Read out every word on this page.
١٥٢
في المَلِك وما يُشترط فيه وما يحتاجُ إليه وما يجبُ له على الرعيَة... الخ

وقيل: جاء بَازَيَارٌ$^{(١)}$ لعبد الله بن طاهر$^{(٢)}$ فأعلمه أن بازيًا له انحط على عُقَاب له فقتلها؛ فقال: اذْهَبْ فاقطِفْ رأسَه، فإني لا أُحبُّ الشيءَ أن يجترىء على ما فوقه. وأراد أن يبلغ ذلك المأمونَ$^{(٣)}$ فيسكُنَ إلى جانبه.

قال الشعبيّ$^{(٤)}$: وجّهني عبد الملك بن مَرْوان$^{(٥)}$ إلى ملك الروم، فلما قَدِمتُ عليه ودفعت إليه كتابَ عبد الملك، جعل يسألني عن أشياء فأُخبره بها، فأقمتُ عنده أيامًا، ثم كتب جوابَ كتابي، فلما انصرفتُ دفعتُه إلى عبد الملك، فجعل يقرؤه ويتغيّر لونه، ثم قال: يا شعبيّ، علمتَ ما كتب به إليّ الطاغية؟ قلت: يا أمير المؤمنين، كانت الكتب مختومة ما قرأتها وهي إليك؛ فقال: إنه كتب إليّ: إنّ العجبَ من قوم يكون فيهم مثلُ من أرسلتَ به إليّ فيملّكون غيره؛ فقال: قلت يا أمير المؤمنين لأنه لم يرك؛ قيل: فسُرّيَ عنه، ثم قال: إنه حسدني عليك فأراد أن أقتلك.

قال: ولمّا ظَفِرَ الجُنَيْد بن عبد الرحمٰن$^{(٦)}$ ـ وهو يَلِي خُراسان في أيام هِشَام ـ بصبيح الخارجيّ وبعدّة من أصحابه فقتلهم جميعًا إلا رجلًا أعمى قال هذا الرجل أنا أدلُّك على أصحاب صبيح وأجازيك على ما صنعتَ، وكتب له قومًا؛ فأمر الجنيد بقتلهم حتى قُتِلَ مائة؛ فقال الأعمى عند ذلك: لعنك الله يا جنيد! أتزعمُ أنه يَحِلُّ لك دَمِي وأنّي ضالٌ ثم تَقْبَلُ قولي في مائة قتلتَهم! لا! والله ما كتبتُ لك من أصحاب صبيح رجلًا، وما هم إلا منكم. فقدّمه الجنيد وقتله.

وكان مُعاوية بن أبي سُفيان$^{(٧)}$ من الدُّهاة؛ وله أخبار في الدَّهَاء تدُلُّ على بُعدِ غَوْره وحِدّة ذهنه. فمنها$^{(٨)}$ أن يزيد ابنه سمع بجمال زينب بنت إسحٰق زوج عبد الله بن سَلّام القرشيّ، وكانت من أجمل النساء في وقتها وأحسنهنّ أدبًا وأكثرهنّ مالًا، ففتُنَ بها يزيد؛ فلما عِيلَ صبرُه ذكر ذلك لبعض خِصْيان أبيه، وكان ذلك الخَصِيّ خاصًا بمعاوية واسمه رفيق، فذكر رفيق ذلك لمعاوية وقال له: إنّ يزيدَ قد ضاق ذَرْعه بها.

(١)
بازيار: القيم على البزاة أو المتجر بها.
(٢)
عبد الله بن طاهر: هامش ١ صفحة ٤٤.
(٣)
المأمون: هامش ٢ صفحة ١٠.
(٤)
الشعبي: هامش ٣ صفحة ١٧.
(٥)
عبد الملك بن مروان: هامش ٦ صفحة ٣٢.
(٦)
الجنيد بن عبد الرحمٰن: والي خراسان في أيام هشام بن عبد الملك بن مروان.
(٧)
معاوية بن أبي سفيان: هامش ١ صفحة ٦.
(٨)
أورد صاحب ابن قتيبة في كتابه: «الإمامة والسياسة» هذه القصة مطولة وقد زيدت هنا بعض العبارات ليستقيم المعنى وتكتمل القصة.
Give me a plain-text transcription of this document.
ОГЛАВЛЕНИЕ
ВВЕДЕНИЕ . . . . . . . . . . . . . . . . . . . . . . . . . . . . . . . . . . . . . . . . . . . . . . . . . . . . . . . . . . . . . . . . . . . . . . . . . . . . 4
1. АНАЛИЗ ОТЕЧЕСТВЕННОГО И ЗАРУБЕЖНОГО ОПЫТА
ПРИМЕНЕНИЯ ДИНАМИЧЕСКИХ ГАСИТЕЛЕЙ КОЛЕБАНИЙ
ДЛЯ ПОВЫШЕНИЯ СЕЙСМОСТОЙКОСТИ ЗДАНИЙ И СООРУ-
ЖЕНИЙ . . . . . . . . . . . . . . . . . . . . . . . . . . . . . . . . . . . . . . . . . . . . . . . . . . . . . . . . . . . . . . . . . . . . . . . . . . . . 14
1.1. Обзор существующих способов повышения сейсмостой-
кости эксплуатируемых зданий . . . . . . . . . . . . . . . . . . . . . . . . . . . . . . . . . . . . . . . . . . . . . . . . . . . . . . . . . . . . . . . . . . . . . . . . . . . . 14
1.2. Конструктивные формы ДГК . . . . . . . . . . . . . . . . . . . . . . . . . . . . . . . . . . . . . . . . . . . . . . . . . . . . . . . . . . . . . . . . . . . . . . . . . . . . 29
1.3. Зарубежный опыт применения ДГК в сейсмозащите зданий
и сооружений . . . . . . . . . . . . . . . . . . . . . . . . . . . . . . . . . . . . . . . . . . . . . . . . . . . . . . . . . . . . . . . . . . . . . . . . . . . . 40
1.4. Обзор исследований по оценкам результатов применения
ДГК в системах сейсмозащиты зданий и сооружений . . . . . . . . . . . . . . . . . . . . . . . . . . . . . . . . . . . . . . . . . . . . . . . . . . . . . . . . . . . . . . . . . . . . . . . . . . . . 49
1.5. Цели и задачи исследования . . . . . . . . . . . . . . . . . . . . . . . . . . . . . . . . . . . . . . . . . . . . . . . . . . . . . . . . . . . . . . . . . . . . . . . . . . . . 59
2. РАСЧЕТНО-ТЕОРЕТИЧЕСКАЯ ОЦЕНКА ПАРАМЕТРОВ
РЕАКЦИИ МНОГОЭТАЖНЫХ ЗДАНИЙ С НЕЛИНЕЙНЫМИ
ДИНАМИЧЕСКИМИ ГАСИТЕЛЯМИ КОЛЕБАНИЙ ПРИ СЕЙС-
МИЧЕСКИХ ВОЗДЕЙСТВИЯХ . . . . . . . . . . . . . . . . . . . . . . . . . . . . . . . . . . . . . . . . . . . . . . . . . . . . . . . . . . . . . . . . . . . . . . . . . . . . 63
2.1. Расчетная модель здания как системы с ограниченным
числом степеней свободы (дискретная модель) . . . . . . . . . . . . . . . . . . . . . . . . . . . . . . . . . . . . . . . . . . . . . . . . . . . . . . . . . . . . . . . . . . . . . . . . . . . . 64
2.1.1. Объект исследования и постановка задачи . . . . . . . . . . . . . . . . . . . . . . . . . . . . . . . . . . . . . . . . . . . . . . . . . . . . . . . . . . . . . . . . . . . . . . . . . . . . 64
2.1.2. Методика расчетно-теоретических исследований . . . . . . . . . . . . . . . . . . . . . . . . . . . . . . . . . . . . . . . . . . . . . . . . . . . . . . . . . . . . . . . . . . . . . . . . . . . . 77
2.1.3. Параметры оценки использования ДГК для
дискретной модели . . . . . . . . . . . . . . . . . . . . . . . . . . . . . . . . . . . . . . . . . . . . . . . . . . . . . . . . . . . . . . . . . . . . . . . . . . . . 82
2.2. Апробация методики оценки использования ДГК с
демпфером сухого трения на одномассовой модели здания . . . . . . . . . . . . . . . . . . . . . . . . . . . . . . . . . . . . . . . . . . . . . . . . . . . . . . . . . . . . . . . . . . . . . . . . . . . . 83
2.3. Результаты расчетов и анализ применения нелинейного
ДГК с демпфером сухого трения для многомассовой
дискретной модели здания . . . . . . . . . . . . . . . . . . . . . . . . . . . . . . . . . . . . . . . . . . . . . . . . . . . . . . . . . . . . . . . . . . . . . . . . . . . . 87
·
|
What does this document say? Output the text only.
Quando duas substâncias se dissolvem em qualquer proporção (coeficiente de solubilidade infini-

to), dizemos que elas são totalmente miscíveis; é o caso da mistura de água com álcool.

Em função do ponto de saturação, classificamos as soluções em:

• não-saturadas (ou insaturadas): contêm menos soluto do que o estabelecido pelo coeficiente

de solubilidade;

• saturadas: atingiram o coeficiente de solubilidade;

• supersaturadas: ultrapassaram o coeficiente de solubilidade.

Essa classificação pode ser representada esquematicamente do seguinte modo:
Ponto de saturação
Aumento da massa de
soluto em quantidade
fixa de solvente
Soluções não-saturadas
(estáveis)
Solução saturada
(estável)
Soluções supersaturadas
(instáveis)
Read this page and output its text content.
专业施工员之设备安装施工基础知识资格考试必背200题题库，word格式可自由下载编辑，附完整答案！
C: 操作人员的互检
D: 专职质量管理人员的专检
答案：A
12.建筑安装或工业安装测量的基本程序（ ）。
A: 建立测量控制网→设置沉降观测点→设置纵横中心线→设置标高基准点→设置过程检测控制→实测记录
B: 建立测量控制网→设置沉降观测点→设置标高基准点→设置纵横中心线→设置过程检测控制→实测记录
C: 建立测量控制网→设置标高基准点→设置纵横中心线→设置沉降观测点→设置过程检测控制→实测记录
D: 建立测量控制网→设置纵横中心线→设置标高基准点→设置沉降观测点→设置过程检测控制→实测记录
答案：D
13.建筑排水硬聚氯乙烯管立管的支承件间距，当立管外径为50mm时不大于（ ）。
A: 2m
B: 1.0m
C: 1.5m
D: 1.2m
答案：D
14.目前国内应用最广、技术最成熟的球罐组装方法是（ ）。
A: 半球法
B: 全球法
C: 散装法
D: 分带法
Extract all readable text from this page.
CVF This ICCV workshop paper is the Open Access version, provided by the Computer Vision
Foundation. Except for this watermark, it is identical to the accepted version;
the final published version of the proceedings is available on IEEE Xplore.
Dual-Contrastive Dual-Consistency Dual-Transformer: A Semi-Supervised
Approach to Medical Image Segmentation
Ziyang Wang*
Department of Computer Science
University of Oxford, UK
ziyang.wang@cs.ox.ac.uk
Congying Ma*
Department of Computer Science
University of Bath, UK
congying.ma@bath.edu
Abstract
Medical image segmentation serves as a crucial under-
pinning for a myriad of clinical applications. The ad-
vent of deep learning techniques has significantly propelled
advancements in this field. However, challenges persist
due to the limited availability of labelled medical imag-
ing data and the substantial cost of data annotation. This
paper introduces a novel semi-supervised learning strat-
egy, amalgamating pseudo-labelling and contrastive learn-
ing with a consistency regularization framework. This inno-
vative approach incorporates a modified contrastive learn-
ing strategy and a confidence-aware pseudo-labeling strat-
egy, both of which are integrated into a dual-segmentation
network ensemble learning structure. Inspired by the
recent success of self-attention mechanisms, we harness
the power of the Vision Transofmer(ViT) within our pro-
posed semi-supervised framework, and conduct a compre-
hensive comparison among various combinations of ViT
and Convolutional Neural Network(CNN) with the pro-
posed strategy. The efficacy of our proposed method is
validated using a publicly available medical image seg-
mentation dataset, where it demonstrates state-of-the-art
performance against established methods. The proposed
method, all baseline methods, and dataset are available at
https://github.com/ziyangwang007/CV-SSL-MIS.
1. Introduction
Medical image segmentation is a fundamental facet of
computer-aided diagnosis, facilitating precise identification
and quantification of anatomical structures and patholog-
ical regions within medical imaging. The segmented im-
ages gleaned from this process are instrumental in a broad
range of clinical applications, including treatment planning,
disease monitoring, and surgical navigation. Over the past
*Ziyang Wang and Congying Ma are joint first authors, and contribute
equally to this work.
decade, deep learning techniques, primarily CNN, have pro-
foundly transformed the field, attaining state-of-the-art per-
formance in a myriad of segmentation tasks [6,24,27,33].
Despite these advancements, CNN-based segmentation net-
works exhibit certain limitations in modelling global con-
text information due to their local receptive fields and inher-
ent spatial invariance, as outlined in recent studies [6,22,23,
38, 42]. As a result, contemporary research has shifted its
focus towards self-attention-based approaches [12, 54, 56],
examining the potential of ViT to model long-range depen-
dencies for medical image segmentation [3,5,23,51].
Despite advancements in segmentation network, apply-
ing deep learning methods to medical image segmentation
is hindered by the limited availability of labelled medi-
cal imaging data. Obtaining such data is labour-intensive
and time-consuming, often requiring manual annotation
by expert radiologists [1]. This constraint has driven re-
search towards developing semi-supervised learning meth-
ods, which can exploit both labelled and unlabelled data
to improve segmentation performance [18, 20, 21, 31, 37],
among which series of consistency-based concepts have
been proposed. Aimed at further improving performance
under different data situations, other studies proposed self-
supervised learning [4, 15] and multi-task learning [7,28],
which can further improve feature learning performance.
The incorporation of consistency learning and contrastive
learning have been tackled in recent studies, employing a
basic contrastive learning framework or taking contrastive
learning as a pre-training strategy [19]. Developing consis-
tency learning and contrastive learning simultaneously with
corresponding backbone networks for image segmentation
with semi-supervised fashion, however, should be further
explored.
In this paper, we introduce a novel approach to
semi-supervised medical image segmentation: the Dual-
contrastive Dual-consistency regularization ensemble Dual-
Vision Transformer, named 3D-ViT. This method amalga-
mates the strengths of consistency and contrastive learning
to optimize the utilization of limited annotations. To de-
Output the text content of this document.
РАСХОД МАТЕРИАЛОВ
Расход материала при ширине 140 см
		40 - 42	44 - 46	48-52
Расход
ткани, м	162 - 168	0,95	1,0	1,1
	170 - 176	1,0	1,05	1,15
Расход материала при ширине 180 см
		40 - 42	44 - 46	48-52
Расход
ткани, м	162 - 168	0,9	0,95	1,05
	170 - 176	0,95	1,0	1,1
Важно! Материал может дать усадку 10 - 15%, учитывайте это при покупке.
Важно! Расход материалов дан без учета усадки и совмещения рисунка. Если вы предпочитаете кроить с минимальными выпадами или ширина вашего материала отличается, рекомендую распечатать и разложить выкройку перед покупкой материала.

• [Problem to solve]: Identify the lines in the entries above that contain "methods", then copy them out.

• [Solution for this exercise]:
performance against established methods. The proposed
method, all baseline methods, and dataset are available at
ing deep learning methods to medical image segmentation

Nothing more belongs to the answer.